▸ Objective: All of the records listed below should be retyped exactly.

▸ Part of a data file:
>> start
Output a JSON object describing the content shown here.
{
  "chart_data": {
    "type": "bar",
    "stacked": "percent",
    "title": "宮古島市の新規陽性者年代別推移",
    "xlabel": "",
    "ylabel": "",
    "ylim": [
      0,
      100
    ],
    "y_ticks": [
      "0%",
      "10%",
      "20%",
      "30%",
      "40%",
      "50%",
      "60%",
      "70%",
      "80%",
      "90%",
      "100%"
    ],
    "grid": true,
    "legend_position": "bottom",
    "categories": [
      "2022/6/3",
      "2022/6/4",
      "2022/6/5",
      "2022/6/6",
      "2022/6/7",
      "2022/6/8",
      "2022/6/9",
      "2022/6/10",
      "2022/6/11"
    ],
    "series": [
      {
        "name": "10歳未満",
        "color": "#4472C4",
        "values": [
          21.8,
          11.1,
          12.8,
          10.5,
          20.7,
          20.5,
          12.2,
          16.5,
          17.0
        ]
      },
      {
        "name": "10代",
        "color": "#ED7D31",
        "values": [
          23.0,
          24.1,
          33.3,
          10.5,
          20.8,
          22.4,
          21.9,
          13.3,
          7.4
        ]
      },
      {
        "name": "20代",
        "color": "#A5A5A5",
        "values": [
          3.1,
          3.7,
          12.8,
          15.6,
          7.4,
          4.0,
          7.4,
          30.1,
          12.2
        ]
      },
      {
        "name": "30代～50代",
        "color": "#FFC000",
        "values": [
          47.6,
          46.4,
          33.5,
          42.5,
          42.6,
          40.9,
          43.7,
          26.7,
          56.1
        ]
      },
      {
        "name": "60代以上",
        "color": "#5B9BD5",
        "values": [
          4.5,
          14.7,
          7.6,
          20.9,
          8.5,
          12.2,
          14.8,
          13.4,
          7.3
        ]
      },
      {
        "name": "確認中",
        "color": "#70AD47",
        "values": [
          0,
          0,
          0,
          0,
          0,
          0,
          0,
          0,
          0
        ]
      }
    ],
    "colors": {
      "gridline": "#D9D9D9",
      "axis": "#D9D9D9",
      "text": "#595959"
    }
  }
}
>> end
▸ Output of the exercise:
Output a JSON object describing the content shown here.
{
  "chart_data": {
    "type": "bar",
    "stacked": "percent",
    "title": "宮古島市の新規陽性者年代別推移",
    "xlabel": "",
    "ylabel": "",
    "ylim": [
      0,
      100
    ],
    "y_ticks": [
      "0%",
      "10%",
      "20%",
      "30%",
      "40%",
      "50%",
      "60%",
      "70%",
      "80%",
      "90%",
      "100%"
    ],
    "grid": true,
    "legend_position": "bottom",
    "categories": [
      "2022/6/3",
      "2022/6/4",
      "2022/6/5",
      "2022/6/6",
      "2022/6/7",
      "2022/6/8",
      "2022/6/9",
      "2022/6/10",
      "2022/6/11"
    ],
    "series": [
      {
        "name": "10歳未満",
        "color": "#4472C4",
        "values": [
          21.8,
          11.1,
          12.8,
          10.5,
          20.7,
          20.5,
          12.2,
          16.5,
          17.0
        ]
      },
      {
        "name": "10代",
        "color": "#ED7D31",
        "values": [
          23.0,
          24.1,
          33.3,
          10.5,
          20.8,
          22.4,
          21.9,
          13.3,
          7.4
        ]
      },
      {
        "name": "20代",
        "color": "#A5A5A5",
        "values": [
          3.1,
          3.7,
          12.8,
          15.6,
          7.4,
          4.0,
          7.4,
          30.1,
          12.2
        ]
      },
      {
        "name": "30代～50代",
        "color": "#FFC000",
        "values": [
          47.6,
          46.4,
          33.5,
          42.5,
          42.6,
          40.9,
          43.7,
          26.7,
          56.1
        ]
      },
      {
        "name": "60代以上",
        "color": "#5B9BD5",
        "values": [
          4.5,
          14.7,
          7.6,
          20.9,
          8.5,
          12.2,
          14.8,
          13.4,
          7.3
        ]
      },
      {
        "name": "確認中",
        "color": "#70AD47",
        "values": [
          0,
          0,
          0,
          0,
          0,
          0,
          0,
          0,
          0
        ]
      }
    ],
    "colors": {
      "gridline": "#D9D9D9",
      "axis": "#D9D9D9",
      "text": "#595959"
    }
  }
}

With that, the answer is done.